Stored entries
● ● ●

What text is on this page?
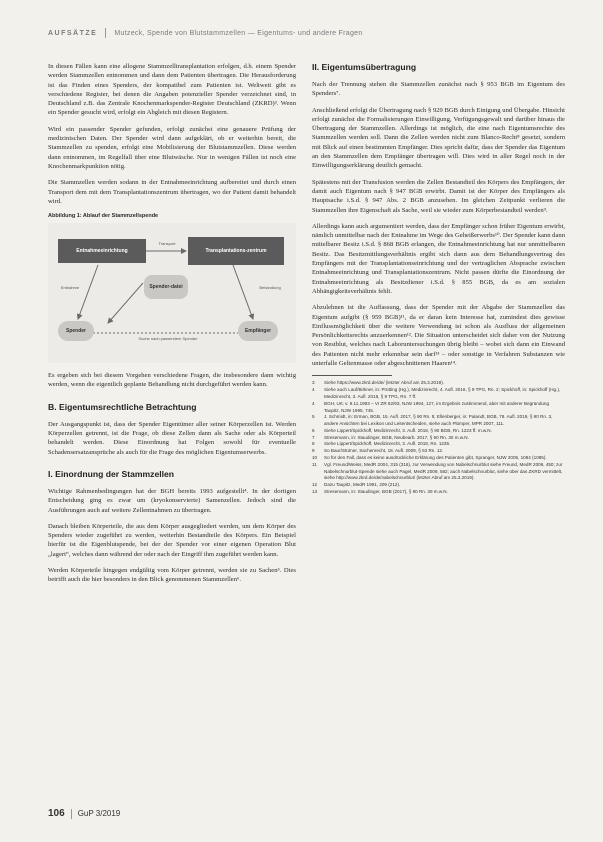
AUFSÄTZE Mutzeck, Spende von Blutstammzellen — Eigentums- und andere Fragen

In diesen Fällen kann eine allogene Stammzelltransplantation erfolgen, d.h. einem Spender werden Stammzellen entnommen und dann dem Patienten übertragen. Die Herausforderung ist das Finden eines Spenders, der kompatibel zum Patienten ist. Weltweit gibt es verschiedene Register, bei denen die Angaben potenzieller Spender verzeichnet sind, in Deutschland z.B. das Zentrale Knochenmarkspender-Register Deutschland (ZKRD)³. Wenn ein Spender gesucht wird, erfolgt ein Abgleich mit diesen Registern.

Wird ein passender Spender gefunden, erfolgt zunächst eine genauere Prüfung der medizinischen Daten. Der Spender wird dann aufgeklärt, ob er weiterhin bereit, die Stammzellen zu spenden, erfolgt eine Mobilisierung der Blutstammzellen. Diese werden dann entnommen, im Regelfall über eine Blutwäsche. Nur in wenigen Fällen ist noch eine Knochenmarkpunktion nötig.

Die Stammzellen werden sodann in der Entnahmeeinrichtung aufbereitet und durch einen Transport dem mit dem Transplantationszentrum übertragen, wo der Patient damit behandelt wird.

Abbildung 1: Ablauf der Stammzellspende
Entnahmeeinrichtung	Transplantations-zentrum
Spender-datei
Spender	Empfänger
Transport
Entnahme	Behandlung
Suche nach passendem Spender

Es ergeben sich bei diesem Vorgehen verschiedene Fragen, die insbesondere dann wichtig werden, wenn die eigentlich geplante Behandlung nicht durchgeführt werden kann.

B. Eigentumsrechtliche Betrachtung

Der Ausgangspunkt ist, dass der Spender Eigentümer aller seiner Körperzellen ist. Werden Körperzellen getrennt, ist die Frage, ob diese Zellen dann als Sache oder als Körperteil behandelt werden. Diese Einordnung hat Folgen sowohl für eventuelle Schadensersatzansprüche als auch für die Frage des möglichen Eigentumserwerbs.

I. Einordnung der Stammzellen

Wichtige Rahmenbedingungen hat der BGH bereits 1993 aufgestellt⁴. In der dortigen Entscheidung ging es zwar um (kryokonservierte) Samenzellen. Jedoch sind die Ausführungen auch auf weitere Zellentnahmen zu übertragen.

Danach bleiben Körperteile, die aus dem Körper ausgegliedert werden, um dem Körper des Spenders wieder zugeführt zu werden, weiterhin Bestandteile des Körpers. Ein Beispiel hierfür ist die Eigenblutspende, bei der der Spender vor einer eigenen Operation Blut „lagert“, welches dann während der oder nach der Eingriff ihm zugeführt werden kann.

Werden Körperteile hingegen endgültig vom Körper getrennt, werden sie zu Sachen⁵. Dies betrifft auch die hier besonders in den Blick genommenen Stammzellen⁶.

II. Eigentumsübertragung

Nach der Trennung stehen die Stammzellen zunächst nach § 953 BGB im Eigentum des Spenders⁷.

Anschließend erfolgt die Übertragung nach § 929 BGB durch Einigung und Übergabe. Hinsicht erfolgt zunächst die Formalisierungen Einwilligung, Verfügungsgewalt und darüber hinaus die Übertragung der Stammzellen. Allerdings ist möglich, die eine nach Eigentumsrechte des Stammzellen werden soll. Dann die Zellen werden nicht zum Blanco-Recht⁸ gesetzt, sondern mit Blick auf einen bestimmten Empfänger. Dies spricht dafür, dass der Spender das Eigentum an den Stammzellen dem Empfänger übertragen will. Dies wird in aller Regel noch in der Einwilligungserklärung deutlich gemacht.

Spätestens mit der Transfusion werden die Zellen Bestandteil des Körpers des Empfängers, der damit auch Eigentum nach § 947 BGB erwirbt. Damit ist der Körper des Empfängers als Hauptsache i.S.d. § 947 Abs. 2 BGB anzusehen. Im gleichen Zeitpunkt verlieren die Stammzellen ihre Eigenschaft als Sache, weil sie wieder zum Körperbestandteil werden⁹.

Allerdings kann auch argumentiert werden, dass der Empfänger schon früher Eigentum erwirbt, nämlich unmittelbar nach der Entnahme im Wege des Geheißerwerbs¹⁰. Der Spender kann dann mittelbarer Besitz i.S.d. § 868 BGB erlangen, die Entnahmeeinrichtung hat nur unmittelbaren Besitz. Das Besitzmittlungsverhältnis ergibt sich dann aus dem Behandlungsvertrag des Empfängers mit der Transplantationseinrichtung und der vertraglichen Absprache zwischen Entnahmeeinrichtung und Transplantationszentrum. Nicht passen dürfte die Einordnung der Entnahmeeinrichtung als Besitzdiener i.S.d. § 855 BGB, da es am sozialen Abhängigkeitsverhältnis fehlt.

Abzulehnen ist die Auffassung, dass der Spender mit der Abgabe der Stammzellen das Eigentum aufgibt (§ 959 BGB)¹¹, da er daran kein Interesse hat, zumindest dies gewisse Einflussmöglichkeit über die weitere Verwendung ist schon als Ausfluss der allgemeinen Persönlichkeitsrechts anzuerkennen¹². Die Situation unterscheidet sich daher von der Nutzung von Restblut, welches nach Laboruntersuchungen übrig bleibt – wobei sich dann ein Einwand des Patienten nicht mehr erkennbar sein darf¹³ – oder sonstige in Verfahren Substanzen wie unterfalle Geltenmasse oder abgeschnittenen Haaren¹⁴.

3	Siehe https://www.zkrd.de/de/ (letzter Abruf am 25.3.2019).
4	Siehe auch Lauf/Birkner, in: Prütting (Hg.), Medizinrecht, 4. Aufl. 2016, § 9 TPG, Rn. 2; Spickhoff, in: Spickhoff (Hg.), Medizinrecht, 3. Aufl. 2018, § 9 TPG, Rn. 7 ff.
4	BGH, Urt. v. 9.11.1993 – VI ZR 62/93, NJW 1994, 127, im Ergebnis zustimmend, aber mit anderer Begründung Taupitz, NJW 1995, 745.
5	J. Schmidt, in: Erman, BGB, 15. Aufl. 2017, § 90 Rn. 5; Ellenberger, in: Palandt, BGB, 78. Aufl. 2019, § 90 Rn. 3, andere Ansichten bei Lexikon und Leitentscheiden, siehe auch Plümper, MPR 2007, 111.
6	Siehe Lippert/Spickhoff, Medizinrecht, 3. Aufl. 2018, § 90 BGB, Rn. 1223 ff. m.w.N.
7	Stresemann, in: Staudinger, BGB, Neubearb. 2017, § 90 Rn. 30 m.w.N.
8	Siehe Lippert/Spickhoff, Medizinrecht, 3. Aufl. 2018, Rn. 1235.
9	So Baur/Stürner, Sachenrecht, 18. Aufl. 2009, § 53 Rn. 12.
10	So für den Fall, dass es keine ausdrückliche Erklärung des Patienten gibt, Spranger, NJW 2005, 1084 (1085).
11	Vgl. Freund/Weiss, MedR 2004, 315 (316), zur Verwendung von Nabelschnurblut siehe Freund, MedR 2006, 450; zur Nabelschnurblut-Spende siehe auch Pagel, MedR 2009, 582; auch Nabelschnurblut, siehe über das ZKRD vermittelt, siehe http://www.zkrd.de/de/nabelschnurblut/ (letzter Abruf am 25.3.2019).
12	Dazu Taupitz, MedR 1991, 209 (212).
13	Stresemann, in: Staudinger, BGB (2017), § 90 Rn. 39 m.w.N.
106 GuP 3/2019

● ● ●

List the lines of the entries that include "welches".

**Result**.
Danach bleiben Körperteile, die aus dem Körper ausgegliedert werden, um dem Körper des Spenders wieder zugeführt zu werden, weiterhin Bestandteile des Körpers. Ein Beispiel hierfür ist die Eigenblutspende, bei der der Spender vor einer eigenen Operation Blut „lagert“, welches dann während der oder nach der Eingriff ihm zugeführt werden kann.
Abzulehnen ist die Auffassung, dass der Spender mit der Abgabe der Stammzellen das Eigentum aufgibt (§ 959 BGB)¹¹, da er daran kein Interesse hat, zumindest dies gewisse Einflussmöglichkeit über die weitere Verwendung ist schon als Ausfluss der allgemeinen Persönlichkeitsrechts anzuerkennen¹². Die Situation unterscheidet sich daher von der Nutzung von Restblut, welches nach Laboruntersuchungen übrig bleibt – wobei sich dann ein Einwand des Patienten nicht mehr erkennbar sein darf¹³ – oder sonstige in Verfahren Substanzen wie unterfalle Geltenmasse oder abgeschnittenen Haaren¹⁴.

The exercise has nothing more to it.